*DIRECTIONS FOR THIS TASK*:
Extract each line of the records below that contains the word "frakte".

*MATERIAL FOR THE TASK*:
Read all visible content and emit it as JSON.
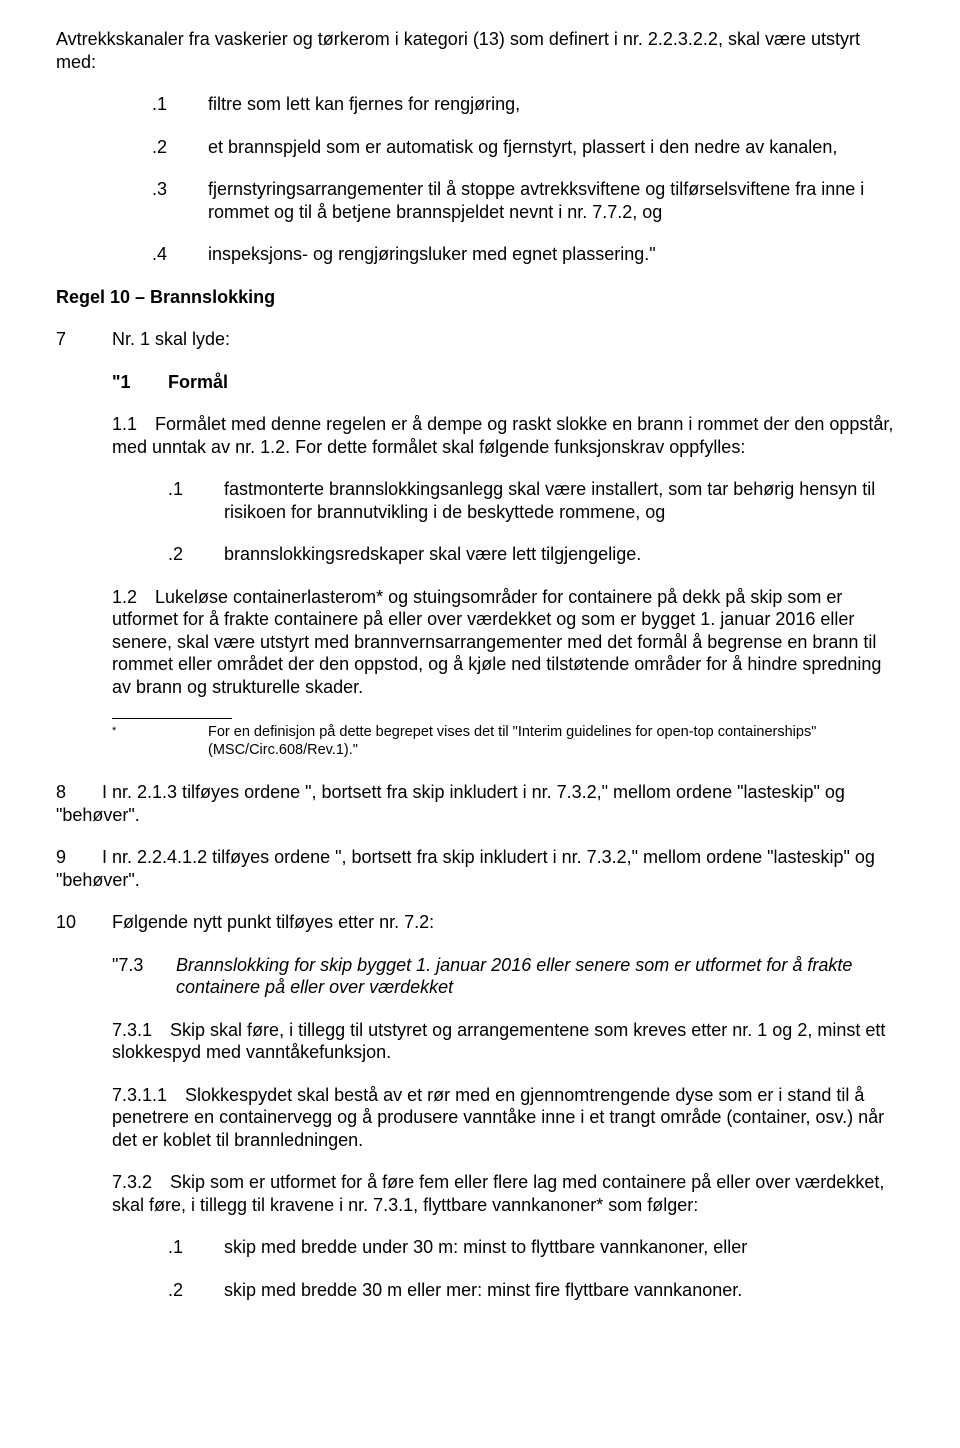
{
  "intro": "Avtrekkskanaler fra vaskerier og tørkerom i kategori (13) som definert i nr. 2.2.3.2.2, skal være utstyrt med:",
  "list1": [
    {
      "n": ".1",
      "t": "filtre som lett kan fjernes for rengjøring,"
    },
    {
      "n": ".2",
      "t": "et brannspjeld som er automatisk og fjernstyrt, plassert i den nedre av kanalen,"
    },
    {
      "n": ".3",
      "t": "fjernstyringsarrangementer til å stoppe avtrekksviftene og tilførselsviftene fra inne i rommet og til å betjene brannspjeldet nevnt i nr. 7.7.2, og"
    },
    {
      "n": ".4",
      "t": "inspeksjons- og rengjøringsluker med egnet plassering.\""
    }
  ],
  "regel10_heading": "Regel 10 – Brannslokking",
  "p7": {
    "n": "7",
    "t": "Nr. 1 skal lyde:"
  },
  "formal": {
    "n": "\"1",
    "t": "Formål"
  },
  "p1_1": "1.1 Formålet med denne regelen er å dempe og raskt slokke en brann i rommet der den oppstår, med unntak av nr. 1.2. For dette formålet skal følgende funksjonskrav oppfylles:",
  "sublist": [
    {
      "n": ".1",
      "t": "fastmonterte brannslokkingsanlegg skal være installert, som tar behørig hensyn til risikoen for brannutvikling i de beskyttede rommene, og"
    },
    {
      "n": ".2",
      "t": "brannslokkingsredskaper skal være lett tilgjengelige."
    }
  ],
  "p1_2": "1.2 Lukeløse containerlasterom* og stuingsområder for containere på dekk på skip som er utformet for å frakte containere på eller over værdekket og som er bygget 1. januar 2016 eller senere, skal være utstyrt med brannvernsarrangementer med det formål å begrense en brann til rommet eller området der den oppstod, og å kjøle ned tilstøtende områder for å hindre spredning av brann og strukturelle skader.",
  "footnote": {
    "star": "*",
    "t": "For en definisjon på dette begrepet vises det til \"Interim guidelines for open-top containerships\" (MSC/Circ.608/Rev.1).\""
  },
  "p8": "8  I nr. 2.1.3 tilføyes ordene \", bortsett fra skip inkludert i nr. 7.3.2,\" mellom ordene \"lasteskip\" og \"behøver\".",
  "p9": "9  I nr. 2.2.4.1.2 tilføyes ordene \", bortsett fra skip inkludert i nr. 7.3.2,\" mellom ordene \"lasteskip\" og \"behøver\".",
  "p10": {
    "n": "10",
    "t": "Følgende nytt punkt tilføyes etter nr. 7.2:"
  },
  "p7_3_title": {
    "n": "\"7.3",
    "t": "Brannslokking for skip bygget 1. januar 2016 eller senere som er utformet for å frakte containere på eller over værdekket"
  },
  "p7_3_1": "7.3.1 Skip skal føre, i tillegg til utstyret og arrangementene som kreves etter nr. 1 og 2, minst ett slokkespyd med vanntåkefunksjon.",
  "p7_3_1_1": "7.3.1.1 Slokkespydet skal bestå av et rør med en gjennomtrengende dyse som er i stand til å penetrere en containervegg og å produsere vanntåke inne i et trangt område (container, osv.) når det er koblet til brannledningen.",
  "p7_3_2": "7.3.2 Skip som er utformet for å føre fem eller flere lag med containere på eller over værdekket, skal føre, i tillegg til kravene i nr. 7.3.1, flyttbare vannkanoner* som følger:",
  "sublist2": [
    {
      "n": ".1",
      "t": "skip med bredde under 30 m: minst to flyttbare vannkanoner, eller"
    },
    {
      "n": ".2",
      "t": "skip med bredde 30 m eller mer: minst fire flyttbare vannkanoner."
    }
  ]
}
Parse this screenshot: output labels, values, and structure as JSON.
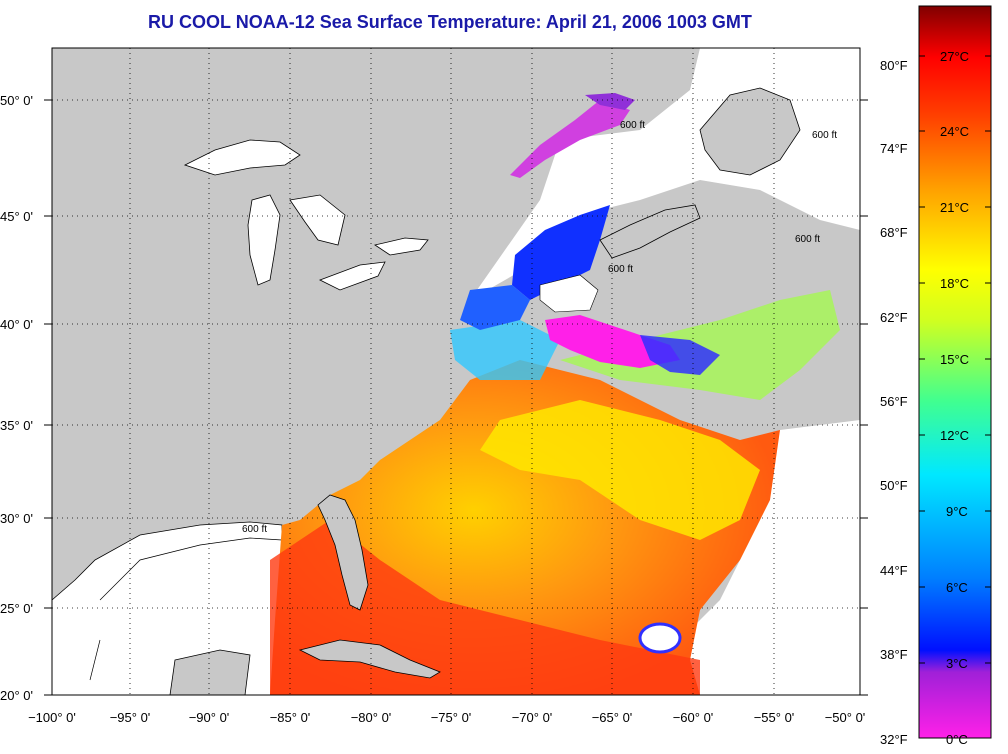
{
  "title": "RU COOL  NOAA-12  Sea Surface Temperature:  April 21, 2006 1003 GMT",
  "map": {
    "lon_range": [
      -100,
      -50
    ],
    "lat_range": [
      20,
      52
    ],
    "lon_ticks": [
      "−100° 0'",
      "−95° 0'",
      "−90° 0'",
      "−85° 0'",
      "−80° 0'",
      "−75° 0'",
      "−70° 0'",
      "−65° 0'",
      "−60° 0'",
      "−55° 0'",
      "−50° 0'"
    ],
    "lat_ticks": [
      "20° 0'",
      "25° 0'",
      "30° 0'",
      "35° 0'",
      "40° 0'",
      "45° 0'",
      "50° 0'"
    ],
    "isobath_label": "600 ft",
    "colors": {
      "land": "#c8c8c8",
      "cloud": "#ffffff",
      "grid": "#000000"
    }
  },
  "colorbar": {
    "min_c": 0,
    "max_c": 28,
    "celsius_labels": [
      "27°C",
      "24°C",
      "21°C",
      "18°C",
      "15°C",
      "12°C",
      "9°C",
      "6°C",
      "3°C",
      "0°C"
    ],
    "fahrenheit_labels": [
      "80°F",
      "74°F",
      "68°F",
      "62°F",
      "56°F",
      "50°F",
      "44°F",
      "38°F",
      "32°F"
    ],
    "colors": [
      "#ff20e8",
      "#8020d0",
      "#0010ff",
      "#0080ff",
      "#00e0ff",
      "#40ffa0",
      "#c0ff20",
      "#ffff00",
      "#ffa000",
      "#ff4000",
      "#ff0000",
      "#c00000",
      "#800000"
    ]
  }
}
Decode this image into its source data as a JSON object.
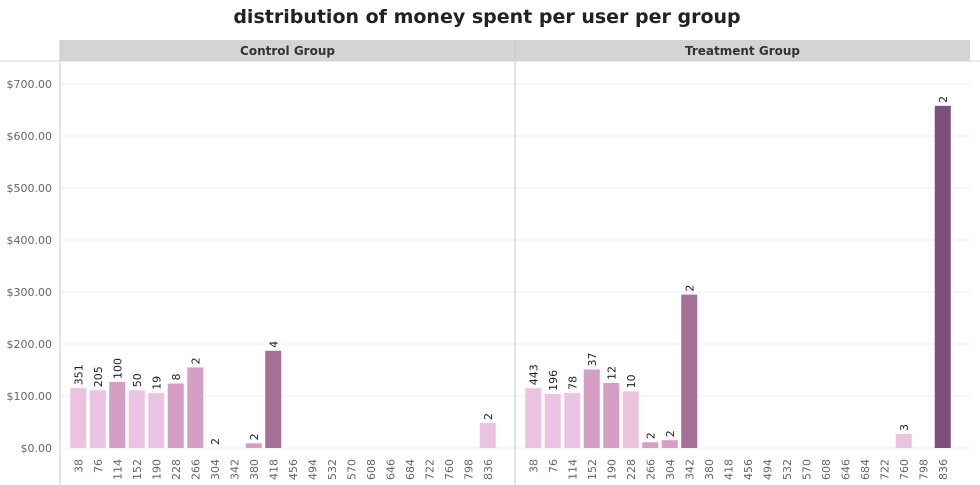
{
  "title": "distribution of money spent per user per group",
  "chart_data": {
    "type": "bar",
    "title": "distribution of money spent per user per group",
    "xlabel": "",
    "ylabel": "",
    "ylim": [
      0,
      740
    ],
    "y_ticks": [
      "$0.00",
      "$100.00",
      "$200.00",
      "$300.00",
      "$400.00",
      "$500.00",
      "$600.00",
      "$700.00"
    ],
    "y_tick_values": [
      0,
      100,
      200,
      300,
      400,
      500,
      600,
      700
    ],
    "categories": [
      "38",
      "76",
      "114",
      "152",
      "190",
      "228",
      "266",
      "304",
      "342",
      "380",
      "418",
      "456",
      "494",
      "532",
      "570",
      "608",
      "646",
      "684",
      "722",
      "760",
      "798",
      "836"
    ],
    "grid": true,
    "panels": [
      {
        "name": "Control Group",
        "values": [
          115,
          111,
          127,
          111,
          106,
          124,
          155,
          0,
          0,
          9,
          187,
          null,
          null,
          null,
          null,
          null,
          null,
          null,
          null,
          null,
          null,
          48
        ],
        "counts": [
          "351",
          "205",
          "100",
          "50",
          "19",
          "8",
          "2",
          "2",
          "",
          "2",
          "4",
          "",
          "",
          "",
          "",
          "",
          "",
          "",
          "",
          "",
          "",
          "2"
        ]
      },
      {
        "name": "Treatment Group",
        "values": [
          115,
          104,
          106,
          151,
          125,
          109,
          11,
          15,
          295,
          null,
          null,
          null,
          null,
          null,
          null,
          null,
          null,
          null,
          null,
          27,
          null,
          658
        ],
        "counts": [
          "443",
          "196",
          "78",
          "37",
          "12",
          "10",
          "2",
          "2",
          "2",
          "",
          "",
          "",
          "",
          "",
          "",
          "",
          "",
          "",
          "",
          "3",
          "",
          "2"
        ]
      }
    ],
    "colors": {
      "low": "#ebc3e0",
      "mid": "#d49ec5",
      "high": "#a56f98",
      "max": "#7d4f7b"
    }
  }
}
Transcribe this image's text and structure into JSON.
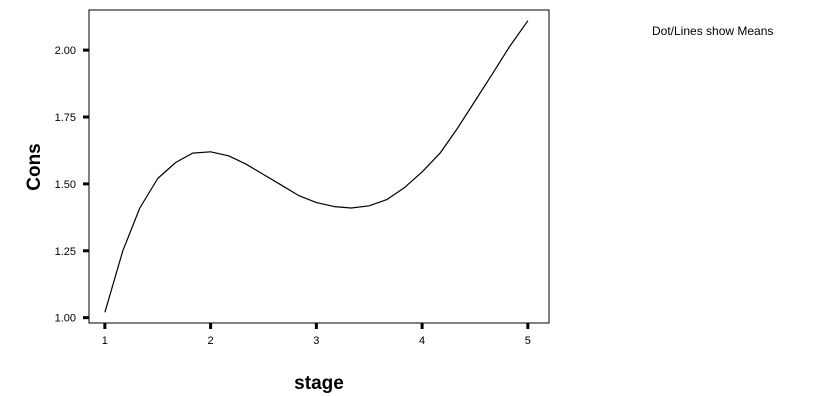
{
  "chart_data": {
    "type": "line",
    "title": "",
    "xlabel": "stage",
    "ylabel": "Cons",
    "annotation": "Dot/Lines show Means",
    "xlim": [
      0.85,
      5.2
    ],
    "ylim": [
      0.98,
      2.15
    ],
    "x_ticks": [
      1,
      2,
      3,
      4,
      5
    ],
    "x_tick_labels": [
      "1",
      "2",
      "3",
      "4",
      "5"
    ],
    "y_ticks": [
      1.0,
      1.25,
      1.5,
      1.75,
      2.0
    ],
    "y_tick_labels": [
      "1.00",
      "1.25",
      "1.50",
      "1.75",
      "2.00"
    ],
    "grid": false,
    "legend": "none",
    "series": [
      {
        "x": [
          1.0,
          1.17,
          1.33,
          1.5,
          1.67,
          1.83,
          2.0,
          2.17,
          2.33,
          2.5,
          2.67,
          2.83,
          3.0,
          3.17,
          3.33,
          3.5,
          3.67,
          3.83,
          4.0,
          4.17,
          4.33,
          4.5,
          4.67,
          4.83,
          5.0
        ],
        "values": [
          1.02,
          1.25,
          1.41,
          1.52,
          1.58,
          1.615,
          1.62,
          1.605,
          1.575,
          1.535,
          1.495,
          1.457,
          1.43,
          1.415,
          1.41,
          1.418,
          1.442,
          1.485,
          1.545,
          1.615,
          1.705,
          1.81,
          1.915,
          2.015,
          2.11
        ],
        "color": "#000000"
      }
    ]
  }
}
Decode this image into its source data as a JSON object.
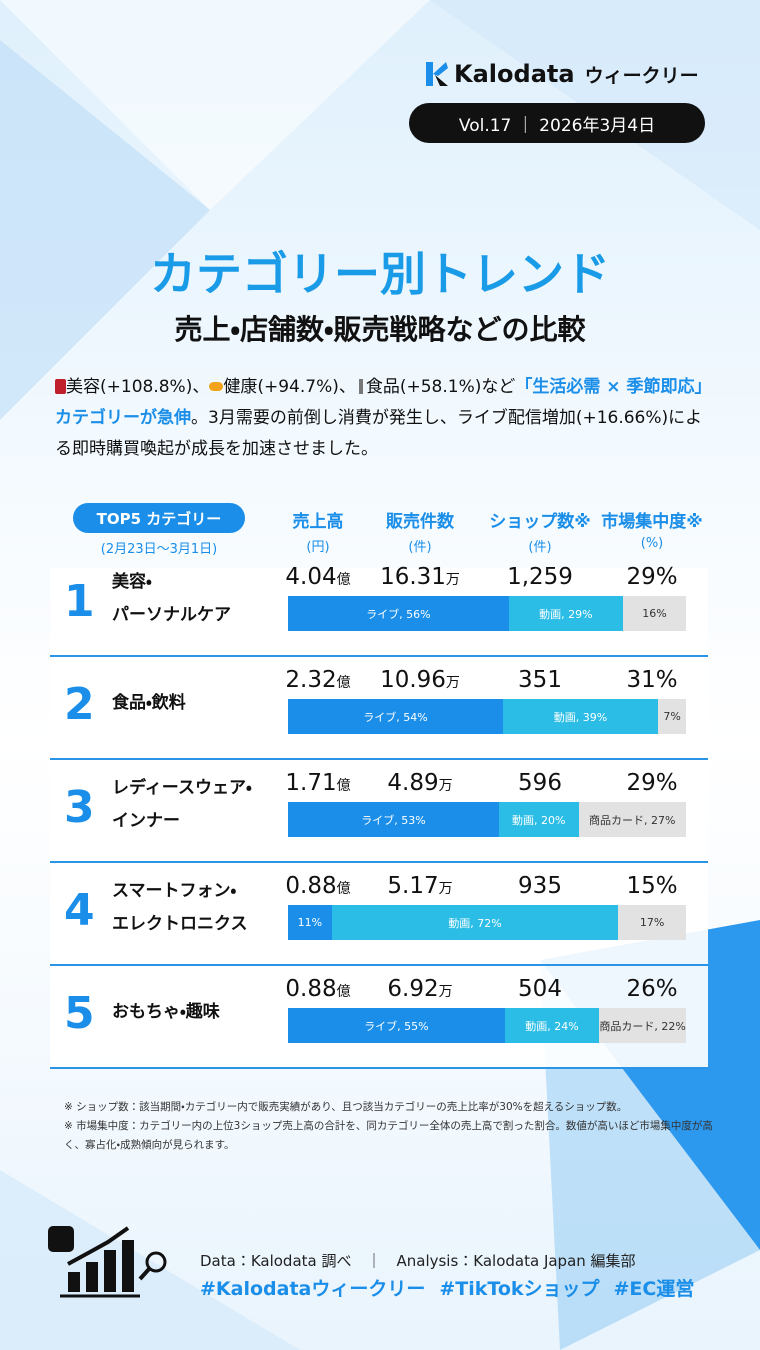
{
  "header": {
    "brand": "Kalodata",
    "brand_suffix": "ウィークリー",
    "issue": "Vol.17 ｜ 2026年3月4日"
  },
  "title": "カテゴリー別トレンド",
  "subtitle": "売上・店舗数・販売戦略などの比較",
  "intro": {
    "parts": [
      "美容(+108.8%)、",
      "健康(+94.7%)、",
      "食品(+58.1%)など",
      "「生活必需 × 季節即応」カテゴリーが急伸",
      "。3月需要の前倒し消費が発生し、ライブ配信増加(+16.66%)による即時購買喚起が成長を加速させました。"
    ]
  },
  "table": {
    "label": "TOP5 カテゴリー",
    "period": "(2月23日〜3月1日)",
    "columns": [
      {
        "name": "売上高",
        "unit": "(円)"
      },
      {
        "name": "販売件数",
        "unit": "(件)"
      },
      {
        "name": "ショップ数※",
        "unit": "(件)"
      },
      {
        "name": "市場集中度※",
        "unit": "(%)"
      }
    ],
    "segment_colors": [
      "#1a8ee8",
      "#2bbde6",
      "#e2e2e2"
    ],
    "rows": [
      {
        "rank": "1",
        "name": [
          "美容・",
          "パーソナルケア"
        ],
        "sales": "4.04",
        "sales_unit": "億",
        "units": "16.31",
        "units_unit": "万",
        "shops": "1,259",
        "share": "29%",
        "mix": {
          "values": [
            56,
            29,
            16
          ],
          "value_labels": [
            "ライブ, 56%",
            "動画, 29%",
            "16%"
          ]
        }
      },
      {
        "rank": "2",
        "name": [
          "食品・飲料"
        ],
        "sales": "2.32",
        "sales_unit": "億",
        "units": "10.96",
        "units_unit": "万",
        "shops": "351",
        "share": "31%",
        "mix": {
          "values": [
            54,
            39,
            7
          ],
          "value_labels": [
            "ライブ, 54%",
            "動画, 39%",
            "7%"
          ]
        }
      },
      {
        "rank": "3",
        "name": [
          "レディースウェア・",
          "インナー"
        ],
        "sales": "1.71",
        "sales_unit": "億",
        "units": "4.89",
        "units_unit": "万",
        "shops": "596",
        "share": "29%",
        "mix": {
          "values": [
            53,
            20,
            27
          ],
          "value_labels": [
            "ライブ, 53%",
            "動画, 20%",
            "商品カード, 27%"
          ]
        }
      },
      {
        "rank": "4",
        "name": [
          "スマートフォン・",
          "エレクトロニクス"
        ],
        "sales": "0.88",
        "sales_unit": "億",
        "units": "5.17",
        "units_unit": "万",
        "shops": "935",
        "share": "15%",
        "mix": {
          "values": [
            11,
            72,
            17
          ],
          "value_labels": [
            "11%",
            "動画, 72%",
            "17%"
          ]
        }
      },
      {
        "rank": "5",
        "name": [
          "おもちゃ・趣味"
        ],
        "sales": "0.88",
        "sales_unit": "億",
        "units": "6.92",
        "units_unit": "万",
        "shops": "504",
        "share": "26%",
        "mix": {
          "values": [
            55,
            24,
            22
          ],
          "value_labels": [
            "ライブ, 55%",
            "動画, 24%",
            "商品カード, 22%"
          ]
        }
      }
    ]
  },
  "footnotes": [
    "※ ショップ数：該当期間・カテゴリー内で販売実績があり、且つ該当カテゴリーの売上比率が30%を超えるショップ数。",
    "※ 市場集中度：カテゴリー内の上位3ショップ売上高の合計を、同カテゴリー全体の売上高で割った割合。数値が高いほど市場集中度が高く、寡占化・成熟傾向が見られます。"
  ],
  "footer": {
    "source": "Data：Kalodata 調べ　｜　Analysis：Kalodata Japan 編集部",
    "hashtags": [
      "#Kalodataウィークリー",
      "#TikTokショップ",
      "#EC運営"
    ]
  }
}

*FINISHED ANSWER*:
  "p1_2": "1.2 Lukeløse containerlasterom* og stuingsområder for containere på dekk på skip som er utformet for å frakte containere på eller over værdekket og som er bygget 1. januar 2016 eller senere, skal være utstyrt med brannvernsarrangementer med det formål å begrense en brann til rommet eller området der den oppstod, og å kjøle ned tilstøtende områder for å hindre spredning av brann og strukturelle skader.",
    "t": "Brannslokking for skip bygget 1. januar 2016 eller senere som er utformet for å frakte containere på eller over værdekket"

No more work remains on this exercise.